▸ **Request**
Your task is to copy the listing exactly. Drop any pictures from the copy.

▸ **Entries with figure data**
——————————

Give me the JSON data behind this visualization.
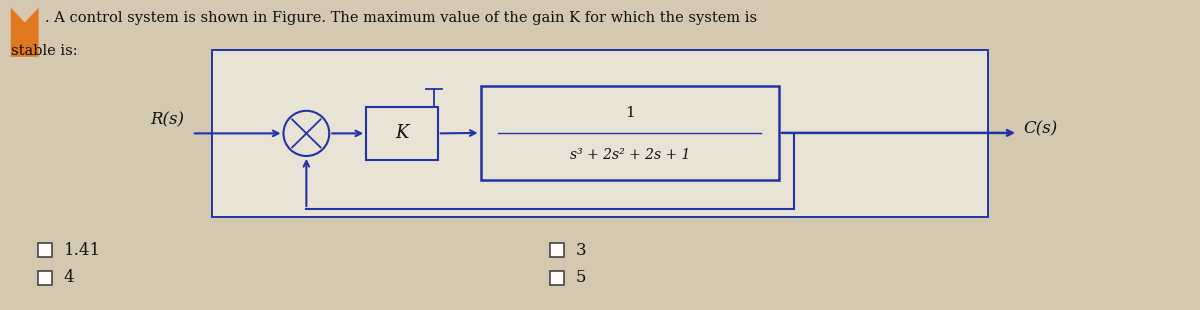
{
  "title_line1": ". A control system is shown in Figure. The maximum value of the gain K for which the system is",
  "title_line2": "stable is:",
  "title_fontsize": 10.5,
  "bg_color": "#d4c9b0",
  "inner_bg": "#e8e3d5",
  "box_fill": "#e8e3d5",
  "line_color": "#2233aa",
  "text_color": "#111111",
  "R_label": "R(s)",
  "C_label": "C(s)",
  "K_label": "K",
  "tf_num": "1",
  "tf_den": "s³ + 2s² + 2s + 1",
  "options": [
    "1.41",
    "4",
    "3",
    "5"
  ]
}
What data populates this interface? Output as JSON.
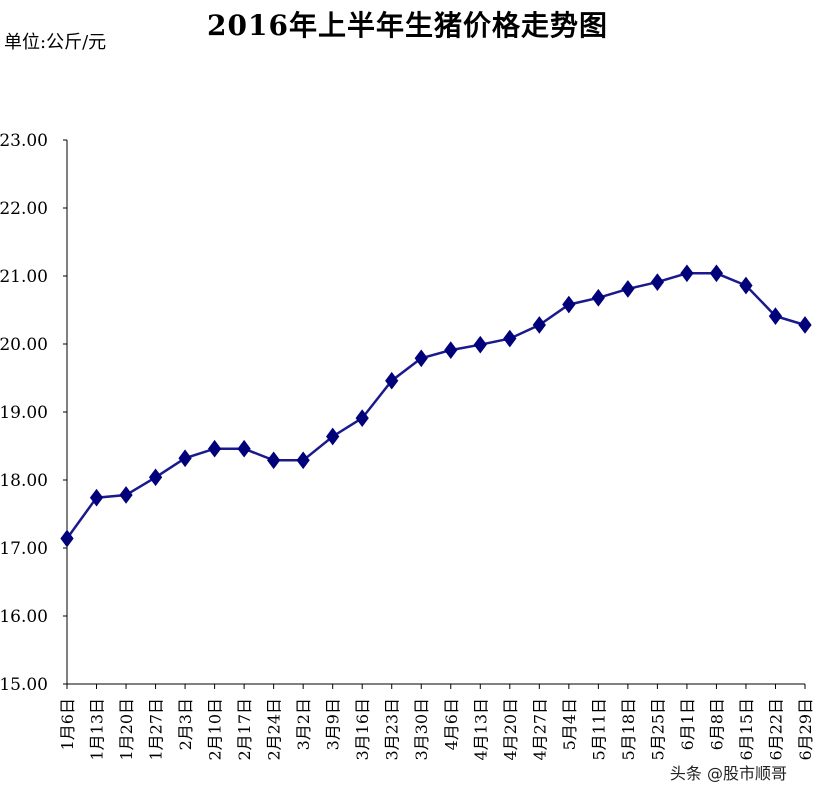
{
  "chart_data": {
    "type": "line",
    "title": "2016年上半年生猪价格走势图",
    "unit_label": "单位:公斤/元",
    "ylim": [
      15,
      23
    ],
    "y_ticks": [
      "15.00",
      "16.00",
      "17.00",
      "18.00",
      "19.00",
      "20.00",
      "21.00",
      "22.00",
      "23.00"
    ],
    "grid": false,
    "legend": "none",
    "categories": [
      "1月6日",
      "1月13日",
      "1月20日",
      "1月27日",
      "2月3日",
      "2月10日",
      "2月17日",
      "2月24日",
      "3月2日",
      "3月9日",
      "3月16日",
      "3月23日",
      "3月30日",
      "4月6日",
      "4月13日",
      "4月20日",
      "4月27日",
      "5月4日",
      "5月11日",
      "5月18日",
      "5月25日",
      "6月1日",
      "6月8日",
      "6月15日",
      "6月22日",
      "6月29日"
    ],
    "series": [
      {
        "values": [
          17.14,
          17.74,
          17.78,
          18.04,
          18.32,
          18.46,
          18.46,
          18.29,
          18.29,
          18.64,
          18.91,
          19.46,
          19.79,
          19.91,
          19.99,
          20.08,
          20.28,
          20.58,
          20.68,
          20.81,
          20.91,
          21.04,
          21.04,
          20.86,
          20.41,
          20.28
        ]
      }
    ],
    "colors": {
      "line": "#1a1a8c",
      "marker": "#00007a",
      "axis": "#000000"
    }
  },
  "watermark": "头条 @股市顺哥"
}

——————————

▸ **Solution to the problem**
Give me the JSON data behind this visualization.
{
  "title_line1": ". A control system is shown in Figure. The maximum value of the gain K for which the system is",
  "title_line2": "stable is:",
  "title_fontsize": 10.5,
  "bg_color": "#d4c9b0",
  "inner_bg": "#e8e3d5",
  "box_fill": "#e8e3d5",
  "line_color": "#2233aa",
  "text_color": "#111111",
  "R_label": "R(s)",
  "C_label": "C(s)",
  "K_label": "K",
  "tf_num": "1",
  "tf_den": "s³ + 2s² + 2s + 1",
  "options": [
    "1.41",
    "4",
    "3",
    "5"
  ]
}
What data populates this interface? Output as JSON.
{
  "chart_data": {
    "type": "line",
    "title": "2016年上半年生猪价格走势图",
    "unit_label": "单位:公斤/元",
    "ylim": [
      15,
      23
    ],
    "y_ticks": [
      "15.00",
      "16.00",
      "17.00",
      "18.00",
      "19.00",
      "20.00",
      "21.00",
      "22.00",
      "23.00"
    ],
    "grid": false,
    "legend": "none",
    "categories": [
      "1月6日",
      "1月13日",
      "1月20日",
      "1月27日",
      "2月3日",
      "2月10日",
      "2月17日",
      "2月24日",
      "3月2日",
      "3月9日",
      "3月16日",
      "3月23日",
      "3月30日",
      "4月6日",
      "4月13日",
      "4月20日",
      "4月27日",
      "5月4日",
      "5月11日",
      "5月18日",
      "5月25日",
      "6月1日",
      "6月8日",
      "6月15日",
      "6月22日",
      "6月29日"
    ],
    "series": [
      {
        "values": [
          17.14,
          17.74,
          17.78,
          18.04,
          18.32,
          18.46,
          18.46,
          18.29,
          18.29,
          18.64,
          18.91,
          19.46,
          19.79,
          19.91,
          19.99,
          20.08,
          20.28,
          20.58,
          20.68,
          20.81,
          20.91,
          21.04,
          21.04,
          20.86,
          20.41,
          20.28
        ]
      }
    ],
    "colors": {
      "line": "#1a1a8c",
      "marker": "#00007a",
      "axis": "#000000"
    }
  },
  "watermark": "头条 @股市顺哥"
}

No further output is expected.